▶ STATED TASK
Keep only the lines of the listing that include the word "conseils", and copy them.

▶ RECORDS TO PROCESS
>> begin
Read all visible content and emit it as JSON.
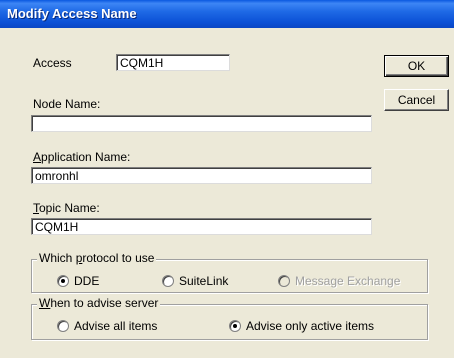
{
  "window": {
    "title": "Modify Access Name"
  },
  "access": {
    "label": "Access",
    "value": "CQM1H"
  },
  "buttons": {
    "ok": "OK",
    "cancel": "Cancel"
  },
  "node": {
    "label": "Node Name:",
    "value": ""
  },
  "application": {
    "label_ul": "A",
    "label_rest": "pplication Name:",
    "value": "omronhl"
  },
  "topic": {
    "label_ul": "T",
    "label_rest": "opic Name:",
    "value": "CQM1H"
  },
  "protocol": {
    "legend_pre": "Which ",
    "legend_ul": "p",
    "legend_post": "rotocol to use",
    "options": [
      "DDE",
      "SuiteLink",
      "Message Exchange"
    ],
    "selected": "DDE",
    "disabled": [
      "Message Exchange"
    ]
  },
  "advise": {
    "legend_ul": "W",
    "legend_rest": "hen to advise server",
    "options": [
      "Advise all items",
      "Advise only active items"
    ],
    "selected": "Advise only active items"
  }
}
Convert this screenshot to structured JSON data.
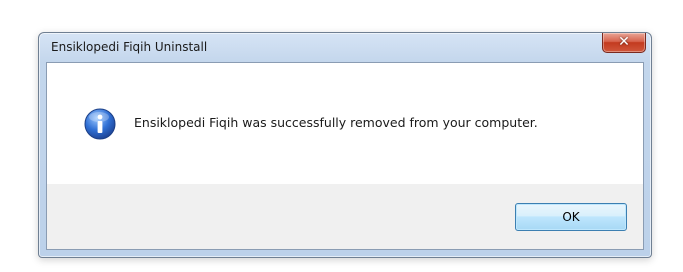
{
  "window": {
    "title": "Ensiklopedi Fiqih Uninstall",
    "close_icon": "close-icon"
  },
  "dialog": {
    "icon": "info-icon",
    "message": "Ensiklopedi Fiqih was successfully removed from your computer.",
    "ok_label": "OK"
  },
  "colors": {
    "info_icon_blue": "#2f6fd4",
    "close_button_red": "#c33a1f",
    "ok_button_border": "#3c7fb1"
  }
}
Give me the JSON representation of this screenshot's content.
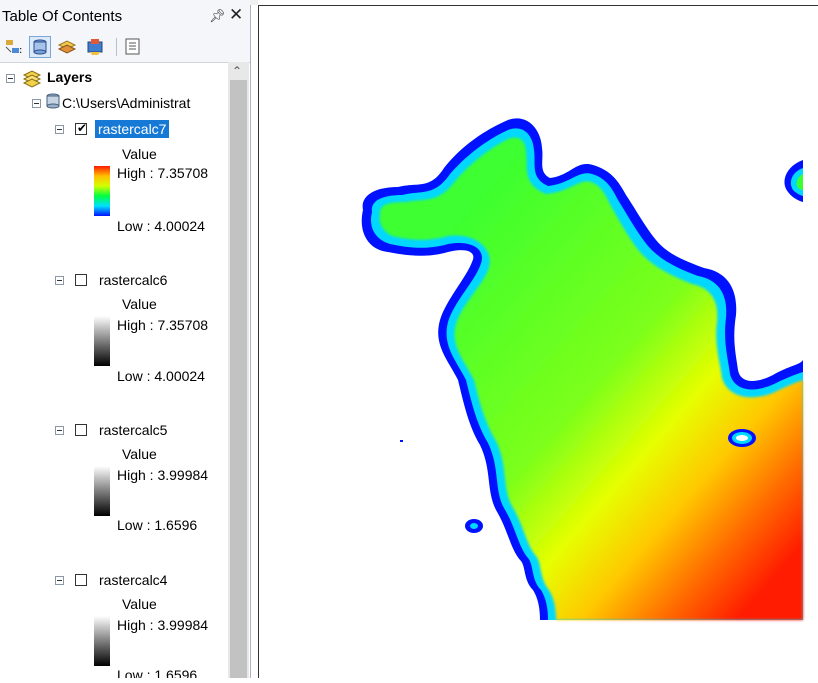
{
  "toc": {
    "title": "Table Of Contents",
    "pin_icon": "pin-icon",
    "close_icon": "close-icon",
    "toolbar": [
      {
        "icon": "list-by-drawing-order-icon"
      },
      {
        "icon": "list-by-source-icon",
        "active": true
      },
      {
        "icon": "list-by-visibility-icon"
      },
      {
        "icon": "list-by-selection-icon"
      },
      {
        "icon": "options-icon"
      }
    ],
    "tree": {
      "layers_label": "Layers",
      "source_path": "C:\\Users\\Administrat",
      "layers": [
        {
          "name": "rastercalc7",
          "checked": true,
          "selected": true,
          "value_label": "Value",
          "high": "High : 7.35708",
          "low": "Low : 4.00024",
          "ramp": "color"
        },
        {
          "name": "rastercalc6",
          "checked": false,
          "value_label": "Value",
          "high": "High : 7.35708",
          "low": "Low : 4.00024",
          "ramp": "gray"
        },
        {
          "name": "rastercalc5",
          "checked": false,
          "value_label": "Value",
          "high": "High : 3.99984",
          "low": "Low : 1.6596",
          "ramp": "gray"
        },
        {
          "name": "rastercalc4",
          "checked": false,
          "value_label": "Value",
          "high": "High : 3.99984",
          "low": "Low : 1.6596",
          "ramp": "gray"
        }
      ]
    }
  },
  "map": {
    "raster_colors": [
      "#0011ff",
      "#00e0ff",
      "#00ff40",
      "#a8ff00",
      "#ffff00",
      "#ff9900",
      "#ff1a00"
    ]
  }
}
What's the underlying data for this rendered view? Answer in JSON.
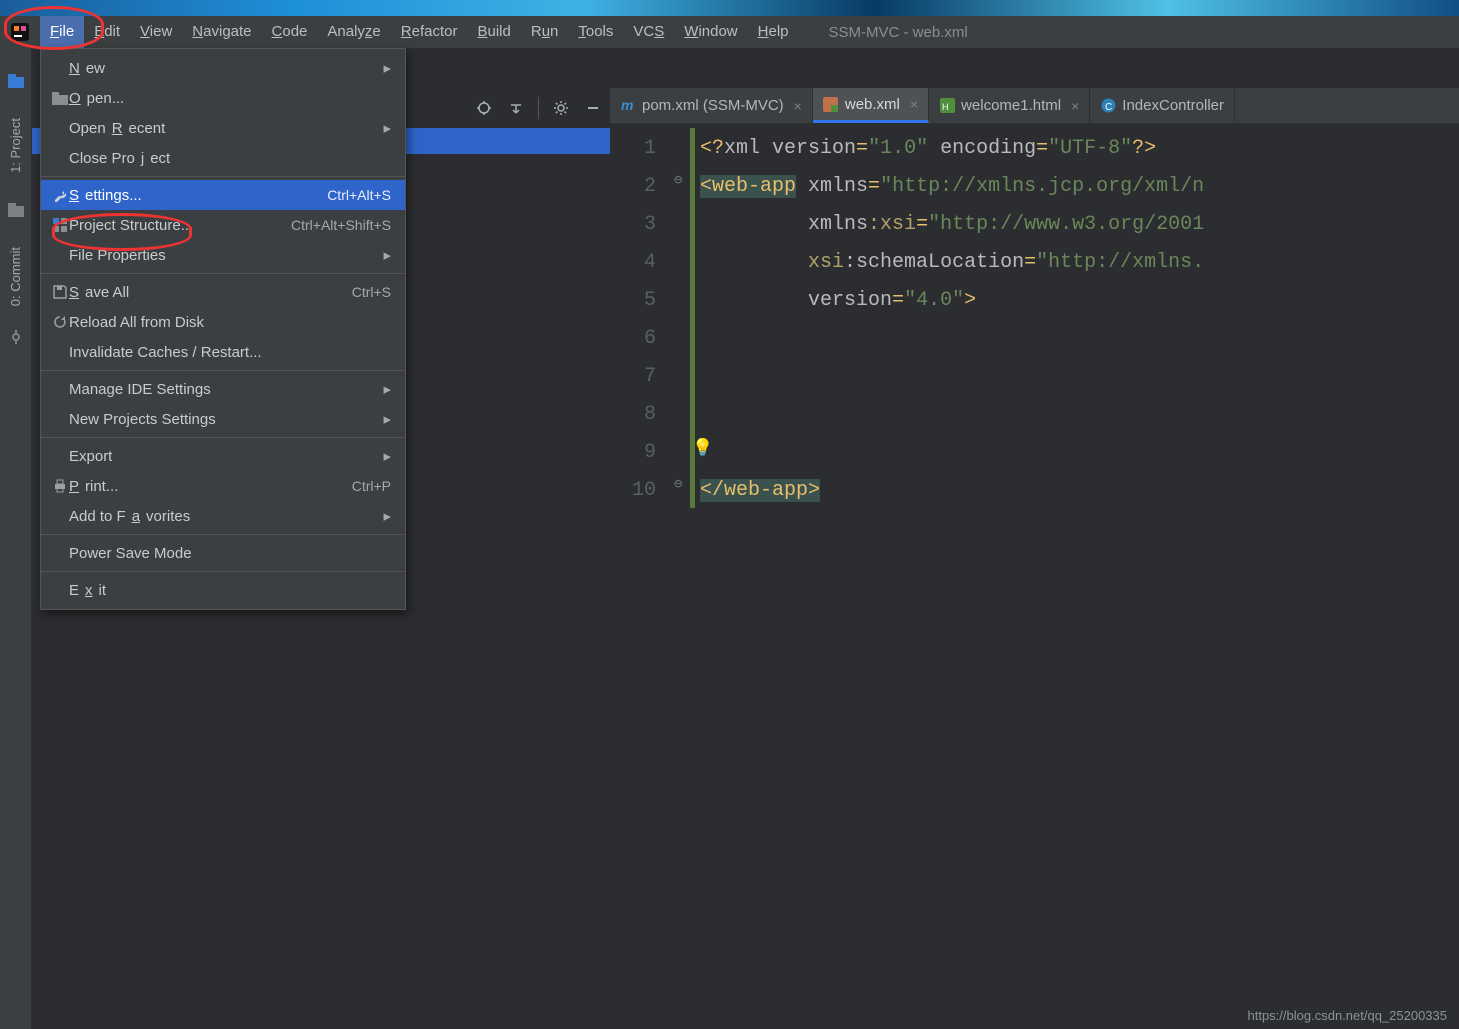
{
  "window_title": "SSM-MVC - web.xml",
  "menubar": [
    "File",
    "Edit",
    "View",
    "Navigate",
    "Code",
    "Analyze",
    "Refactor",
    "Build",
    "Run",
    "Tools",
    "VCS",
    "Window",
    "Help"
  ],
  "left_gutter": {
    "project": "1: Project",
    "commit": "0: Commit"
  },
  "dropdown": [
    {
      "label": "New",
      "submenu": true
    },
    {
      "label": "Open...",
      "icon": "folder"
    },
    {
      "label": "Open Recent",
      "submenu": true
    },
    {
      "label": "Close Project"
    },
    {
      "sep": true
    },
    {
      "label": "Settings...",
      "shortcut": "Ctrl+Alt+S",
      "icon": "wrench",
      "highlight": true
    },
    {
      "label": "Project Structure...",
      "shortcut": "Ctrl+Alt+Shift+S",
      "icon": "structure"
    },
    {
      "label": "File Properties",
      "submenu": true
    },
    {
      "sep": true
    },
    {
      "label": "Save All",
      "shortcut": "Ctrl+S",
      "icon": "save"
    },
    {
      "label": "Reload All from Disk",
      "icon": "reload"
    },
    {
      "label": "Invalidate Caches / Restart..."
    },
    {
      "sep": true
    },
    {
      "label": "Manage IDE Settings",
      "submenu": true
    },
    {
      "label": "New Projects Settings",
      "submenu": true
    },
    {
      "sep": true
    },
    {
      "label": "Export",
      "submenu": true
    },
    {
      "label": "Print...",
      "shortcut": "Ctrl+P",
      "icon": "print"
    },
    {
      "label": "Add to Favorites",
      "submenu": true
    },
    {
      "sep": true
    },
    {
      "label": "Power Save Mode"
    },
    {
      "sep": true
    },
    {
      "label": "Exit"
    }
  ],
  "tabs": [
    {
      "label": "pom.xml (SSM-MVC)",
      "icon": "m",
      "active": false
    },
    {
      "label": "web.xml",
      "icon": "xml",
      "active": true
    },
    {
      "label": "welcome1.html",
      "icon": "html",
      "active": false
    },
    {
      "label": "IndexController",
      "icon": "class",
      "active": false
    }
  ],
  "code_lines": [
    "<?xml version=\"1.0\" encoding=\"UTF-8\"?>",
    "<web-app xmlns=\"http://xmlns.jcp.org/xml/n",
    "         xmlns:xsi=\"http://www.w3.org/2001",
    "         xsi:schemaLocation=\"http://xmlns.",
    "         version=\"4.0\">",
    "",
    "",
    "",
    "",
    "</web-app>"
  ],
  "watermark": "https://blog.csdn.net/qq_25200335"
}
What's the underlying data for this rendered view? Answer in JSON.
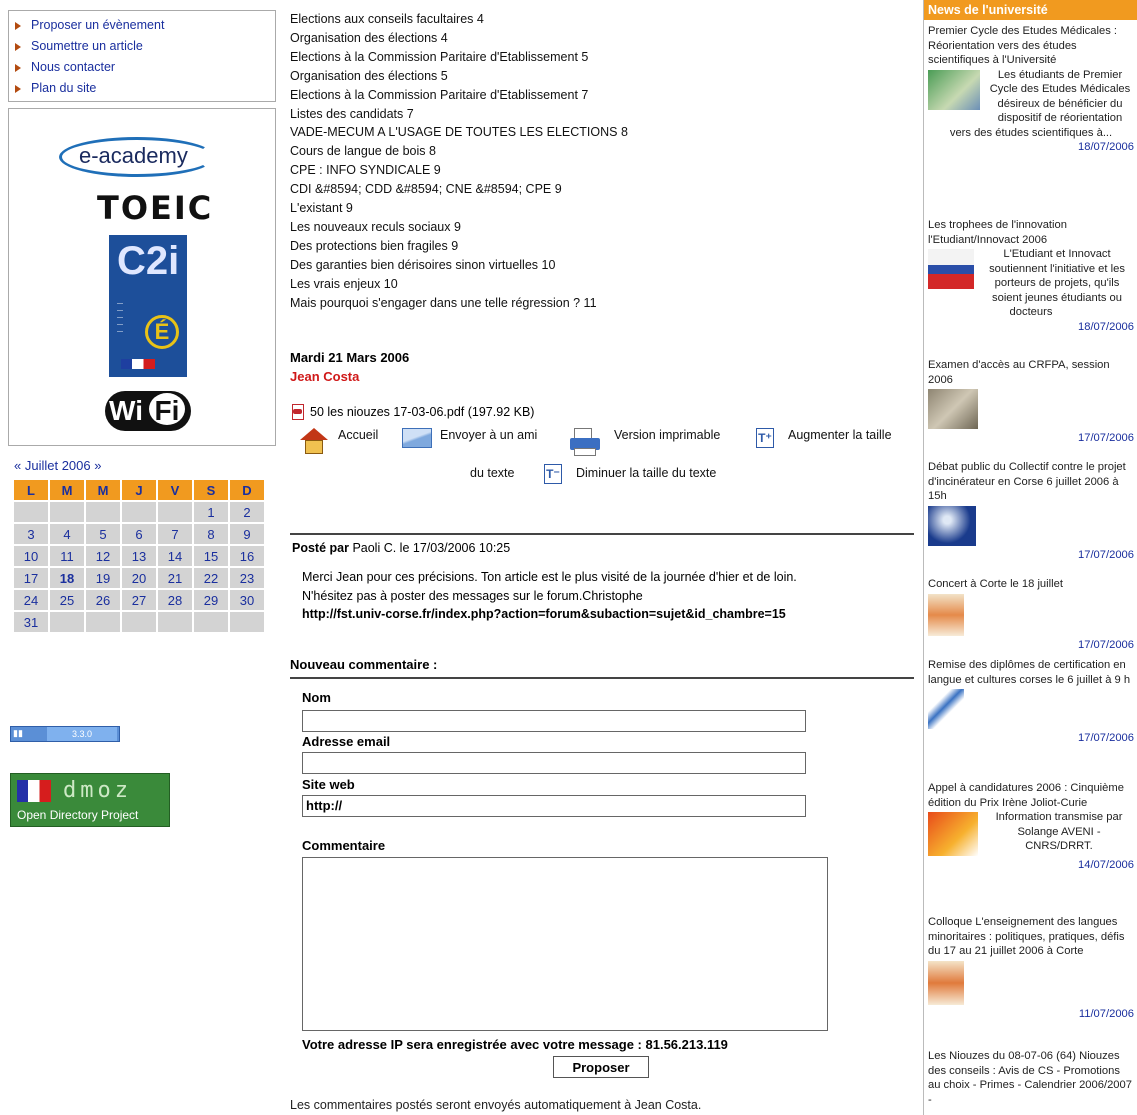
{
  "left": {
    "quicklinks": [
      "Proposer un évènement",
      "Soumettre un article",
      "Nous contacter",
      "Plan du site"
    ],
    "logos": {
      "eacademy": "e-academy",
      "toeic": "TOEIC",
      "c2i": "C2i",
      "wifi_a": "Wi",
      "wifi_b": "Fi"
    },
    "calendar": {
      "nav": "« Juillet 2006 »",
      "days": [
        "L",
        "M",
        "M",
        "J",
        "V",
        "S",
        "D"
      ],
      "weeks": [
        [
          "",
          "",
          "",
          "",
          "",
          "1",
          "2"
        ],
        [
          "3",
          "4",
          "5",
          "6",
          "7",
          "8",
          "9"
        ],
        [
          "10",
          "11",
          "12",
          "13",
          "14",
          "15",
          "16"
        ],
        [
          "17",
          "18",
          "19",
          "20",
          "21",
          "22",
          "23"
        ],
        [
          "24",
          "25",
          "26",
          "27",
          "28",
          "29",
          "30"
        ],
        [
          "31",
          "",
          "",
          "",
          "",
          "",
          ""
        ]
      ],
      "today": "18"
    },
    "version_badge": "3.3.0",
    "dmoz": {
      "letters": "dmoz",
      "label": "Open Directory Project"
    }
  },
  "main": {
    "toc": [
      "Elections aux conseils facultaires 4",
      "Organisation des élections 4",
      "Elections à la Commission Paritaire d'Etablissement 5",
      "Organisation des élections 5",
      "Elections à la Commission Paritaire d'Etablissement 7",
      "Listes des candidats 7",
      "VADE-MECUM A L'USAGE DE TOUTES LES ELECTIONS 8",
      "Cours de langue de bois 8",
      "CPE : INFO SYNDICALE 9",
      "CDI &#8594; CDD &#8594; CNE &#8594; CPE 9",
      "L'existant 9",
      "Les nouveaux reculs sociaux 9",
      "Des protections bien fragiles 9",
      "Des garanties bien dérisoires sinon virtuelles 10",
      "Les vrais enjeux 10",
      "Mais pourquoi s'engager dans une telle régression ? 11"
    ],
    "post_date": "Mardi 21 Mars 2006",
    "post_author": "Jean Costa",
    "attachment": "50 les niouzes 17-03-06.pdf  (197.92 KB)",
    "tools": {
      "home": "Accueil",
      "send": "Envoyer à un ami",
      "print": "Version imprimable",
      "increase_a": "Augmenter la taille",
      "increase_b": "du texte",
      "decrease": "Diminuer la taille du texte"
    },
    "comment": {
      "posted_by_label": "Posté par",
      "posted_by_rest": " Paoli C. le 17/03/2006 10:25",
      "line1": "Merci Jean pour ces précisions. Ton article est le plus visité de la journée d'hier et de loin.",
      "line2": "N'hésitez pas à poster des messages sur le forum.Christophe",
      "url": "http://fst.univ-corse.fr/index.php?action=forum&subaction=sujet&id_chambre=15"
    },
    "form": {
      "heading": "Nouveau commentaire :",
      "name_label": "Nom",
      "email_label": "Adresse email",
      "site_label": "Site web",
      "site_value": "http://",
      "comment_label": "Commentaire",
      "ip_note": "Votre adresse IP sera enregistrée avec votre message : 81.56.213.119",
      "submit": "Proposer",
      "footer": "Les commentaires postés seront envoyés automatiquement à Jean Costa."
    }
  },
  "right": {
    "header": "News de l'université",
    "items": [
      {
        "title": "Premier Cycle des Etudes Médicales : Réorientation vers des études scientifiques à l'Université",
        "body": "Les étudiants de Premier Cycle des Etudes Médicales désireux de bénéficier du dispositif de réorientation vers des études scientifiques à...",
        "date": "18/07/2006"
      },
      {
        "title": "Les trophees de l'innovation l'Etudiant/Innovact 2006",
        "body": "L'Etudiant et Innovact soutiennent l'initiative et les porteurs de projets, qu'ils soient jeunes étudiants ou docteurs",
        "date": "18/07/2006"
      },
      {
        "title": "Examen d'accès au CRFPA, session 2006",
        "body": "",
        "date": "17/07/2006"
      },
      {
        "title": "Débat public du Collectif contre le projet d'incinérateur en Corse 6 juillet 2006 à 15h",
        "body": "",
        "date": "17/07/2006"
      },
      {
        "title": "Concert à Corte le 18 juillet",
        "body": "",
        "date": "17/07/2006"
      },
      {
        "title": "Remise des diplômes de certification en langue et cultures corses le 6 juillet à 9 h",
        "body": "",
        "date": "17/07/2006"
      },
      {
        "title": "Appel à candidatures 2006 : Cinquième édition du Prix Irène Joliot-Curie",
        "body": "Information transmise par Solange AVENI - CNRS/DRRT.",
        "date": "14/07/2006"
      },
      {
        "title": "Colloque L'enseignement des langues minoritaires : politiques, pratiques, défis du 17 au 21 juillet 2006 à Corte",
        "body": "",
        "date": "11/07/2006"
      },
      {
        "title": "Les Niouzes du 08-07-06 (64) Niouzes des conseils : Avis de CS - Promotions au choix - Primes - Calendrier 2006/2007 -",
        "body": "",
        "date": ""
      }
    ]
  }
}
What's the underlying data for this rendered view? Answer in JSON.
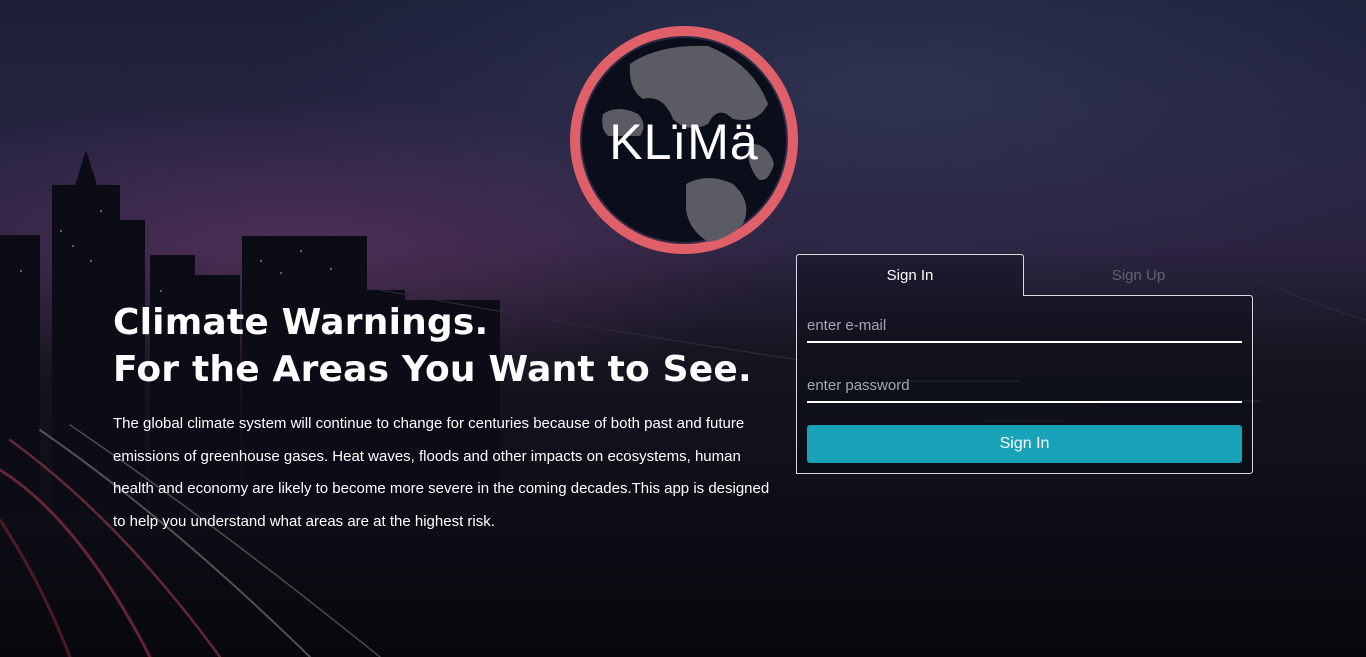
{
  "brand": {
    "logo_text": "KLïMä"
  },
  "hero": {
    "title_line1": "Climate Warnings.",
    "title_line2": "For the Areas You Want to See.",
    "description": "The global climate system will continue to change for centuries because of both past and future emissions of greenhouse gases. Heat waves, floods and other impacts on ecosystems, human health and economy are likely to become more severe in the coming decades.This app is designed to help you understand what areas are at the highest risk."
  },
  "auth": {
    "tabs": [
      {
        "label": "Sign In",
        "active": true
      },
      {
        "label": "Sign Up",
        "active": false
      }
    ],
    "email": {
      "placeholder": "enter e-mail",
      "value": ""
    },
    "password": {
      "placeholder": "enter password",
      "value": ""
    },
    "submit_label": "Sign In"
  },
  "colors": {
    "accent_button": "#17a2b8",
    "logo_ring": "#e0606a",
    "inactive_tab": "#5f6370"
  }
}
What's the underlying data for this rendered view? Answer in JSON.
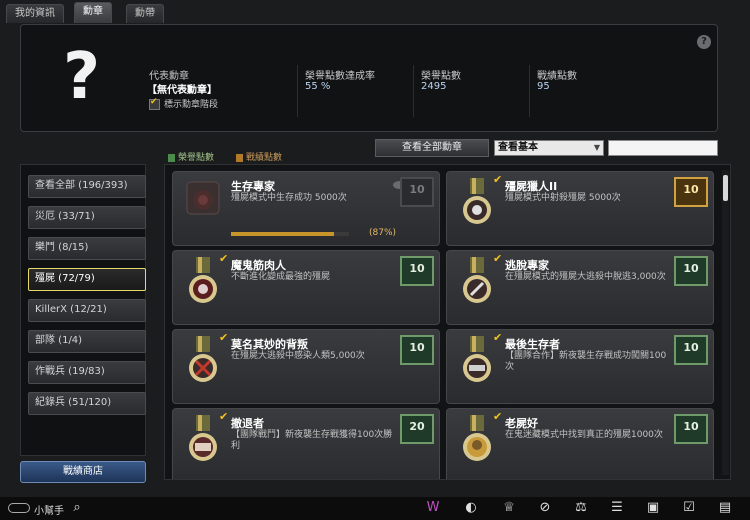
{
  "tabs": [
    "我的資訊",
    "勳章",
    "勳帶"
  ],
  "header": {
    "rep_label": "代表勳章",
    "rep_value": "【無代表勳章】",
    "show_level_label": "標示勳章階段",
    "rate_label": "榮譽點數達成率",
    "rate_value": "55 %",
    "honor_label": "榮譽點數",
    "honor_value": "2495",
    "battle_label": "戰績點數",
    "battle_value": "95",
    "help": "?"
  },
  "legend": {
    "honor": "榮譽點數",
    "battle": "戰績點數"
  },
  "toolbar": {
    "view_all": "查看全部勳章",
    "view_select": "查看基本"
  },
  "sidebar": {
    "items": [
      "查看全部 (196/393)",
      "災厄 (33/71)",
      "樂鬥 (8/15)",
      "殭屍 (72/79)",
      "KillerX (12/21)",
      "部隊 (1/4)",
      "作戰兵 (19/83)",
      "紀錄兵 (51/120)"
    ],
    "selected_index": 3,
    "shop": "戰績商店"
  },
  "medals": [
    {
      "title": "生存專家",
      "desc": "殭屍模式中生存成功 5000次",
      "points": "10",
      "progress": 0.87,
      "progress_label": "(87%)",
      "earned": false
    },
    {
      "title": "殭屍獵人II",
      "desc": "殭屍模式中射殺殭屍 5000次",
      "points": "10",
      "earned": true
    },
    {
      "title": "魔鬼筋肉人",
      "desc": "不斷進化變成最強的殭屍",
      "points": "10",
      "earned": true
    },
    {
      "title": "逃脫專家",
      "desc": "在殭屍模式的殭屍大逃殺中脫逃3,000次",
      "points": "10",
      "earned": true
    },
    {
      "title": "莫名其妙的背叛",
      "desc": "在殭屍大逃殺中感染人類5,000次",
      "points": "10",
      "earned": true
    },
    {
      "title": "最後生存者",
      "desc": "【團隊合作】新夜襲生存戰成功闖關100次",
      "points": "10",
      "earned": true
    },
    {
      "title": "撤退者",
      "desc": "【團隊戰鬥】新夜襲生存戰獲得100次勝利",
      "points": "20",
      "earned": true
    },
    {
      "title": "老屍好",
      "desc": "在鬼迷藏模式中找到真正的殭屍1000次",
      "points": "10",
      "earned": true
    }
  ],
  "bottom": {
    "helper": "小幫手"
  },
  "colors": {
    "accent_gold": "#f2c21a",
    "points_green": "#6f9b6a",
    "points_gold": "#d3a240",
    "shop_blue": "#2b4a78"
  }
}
>> end
▶ RESULT OF THIS TASK
      "Elections aux conseils facultaires 4",
        "title": "Les Niouzes du 08-07-06 (64) Niouzes des conseils : Avis de CS - Promotions au choix - Primes - Calendrier 2006/2007 -",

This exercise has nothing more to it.